Short problem: Copy out, from the entries below, each line holding the string "ὕπατος".

━━ Recorded information

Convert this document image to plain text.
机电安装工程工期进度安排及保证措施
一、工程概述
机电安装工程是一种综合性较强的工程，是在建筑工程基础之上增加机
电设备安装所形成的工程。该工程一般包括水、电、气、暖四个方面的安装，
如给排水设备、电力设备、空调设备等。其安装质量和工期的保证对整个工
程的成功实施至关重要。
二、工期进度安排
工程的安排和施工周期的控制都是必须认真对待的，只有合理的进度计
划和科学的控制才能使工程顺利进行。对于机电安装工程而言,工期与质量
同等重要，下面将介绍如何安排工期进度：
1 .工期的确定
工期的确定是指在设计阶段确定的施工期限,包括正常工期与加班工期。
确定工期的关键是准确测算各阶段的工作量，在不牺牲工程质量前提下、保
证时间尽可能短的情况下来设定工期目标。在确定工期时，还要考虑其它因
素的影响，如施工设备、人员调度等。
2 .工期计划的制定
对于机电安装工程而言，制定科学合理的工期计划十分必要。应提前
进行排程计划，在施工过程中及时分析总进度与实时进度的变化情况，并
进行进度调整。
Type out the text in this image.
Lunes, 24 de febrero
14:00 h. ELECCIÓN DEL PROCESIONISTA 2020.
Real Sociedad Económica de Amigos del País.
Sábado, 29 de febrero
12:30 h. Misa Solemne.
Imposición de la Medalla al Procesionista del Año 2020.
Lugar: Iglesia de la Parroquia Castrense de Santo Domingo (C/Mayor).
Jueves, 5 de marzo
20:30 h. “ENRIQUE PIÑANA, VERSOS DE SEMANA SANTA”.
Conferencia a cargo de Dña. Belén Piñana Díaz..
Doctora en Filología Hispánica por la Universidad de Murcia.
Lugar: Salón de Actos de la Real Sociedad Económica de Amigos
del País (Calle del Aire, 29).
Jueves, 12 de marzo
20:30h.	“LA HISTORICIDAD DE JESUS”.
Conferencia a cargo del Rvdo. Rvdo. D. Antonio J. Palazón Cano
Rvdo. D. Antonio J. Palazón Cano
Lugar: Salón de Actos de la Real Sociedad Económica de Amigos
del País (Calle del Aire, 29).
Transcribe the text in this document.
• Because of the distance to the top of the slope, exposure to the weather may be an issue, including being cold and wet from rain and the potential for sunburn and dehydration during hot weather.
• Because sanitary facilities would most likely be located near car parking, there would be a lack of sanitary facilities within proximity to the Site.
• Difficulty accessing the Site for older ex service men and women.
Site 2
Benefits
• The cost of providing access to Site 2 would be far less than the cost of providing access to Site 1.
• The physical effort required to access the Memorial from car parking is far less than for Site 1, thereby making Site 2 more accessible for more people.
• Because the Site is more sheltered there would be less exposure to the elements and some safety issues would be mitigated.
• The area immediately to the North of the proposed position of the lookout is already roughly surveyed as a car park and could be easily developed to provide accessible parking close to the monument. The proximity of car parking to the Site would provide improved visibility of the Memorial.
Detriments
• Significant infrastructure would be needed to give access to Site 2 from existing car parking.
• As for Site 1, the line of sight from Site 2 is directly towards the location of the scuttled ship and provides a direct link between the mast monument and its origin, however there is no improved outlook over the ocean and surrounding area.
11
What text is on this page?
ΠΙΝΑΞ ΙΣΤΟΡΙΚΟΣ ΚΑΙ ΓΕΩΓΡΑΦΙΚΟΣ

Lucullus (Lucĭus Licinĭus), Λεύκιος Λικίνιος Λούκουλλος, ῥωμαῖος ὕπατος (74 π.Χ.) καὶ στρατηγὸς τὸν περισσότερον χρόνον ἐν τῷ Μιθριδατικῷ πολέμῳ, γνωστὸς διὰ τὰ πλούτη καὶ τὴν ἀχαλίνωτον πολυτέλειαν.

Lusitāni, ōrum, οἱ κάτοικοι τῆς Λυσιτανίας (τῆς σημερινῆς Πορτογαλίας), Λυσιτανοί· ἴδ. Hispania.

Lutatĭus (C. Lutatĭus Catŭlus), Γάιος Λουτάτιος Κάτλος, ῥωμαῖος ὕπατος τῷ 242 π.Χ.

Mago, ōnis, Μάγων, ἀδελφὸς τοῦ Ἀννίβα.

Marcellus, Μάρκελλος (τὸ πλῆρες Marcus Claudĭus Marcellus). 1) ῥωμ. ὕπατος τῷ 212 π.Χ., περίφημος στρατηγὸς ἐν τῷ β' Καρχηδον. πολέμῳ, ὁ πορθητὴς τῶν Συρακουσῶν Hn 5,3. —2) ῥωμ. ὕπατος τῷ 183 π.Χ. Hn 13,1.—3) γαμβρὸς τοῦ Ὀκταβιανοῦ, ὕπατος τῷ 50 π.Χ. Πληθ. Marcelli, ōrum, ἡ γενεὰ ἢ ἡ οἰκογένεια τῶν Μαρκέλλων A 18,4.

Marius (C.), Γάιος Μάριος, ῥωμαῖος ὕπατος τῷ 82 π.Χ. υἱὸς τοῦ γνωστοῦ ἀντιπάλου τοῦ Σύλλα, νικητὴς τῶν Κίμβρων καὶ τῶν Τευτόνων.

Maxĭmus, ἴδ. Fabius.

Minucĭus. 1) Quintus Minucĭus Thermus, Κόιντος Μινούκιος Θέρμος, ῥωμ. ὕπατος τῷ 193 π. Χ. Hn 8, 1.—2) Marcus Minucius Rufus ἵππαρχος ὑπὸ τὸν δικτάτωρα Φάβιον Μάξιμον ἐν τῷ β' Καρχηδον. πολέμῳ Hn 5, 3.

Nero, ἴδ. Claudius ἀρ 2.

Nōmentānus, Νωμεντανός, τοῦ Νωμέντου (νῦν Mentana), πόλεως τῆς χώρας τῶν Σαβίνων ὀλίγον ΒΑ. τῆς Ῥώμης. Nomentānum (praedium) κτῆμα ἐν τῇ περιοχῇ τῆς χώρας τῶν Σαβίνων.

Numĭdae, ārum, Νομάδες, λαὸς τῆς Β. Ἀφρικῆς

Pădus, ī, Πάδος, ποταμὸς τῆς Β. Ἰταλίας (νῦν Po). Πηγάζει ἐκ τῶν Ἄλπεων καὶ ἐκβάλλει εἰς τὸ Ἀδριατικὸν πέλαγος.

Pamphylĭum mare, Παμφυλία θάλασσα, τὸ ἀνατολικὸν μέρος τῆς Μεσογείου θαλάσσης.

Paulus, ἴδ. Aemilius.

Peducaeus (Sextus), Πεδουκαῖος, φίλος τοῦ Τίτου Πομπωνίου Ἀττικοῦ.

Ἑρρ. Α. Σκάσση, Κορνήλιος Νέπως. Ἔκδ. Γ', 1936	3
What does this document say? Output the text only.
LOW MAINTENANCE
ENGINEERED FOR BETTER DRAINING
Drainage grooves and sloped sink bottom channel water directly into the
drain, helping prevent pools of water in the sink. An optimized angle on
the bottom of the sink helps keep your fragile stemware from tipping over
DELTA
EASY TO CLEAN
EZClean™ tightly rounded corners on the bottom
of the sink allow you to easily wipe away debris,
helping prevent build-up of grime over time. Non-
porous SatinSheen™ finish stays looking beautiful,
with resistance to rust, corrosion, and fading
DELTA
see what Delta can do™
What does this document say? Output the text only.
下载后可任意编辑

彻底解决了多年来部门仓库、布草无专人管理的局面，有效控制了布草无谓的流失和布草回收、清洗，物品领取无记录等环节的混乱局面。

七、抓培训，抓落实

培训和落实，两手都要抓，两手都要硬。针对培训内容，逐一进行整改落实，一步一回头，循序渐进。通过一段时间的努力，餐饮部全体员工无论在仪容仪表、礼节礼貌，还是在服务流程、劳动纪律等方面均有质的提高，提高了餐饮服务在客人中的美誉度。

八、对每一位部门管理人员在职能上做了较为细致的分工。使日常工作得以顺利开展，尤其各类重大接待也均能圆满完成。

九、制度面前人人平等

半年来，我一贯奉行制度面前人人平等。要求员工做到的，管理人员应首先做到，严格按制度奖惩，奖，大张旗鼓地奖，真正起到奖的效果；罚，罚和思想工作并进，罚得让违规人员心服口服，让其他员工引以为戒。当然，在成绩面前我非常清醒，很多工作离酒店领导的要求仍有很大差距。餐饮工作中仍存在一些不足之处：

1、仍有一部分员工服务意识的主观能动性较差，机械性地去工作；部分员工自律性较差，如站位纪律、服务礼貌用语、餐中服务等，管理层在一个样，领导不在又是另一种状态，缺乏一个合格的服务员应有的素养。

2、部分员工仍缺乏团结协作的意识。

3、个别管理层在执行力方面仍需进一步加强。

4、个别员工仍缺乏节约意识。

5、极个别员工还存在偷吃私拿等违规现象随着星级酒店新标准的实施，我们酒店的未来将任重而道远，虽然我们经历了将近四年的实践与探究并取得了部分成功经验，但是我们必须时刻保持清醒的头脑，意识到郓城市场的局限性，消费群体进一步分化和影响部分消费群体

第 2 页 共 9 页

━━━━

Solution for this exercise:
Lucullus (Lucĭus Licinĭus), Λεύκιος Λικίνιος Λούκουλλος, ῥωμαῖος ὕπατος (74 π.Χ.) καὶ στρατηγὸς τὸν περισσότερον χρόνον ἐν τῷ Μιθριδατικῷ πολέμῳ, γνωστὸς διὰ τὰ πλούτη καὶ τὴν ἀχαλίνωτον πολυτέλειαν.
Lutatĭus (C. Lutatĭus Catŭlus), Γάιος Λουτάτιος Κάτλος, ῥωμαῖος ὕπατος τῷ 242 π.Χ.
Marcellus, Μάρκελλος (τὸ πλῆρες Marcus Claudĭus Marcellus). 1) ῥωμ. ὕπατος τῷ 212 π.Χ., περίφημος στρατηγὸς ἐν τῷ β' Καρχηδον. πολέμῳ, ὁ πορθητὴς τῶν Συρακουσῶν Hn 5,3. —2) ῥωμ. ὕπατος τῷ 183 π.Χ. Hn 13,1.—3) γαμβρὸς τοῦ Ὀκταβιανοῦ, ὕπατος τῷ 50 π.Χ. Πληθ. Marcelli, ōrum, ἡ γενεὰ ἢ ἡ οἰκογένεια τῶν Μαρκέλλων A 18,4.
Marius (C.), Γάιος Μάριος, ῥωμαῖος ὕπατος τῷ 82 π.Χ. υἱὸς τοῦ γνωστοῦ ἀντιπάλου τοῦ Σύλλα, νικητὴς τῶν Κίμβρων καὶ τῶν Τευτόνων.
Minucĭus. 1) Quintus Minucĭus Thermus, Κόιντος Μινούκιος Θέρμος, ῥωμ. ὕπατος τῷ 193 π. Χ. Hn 8, 1.—2) Marcus Minucius Rufus ἵππαρχος ὑπὸ τὸν δικτάτωρα Φάβιον Μάξιμον ἐν τῷ β' Καρχηδον. πολέμῳ Hn 5, 3.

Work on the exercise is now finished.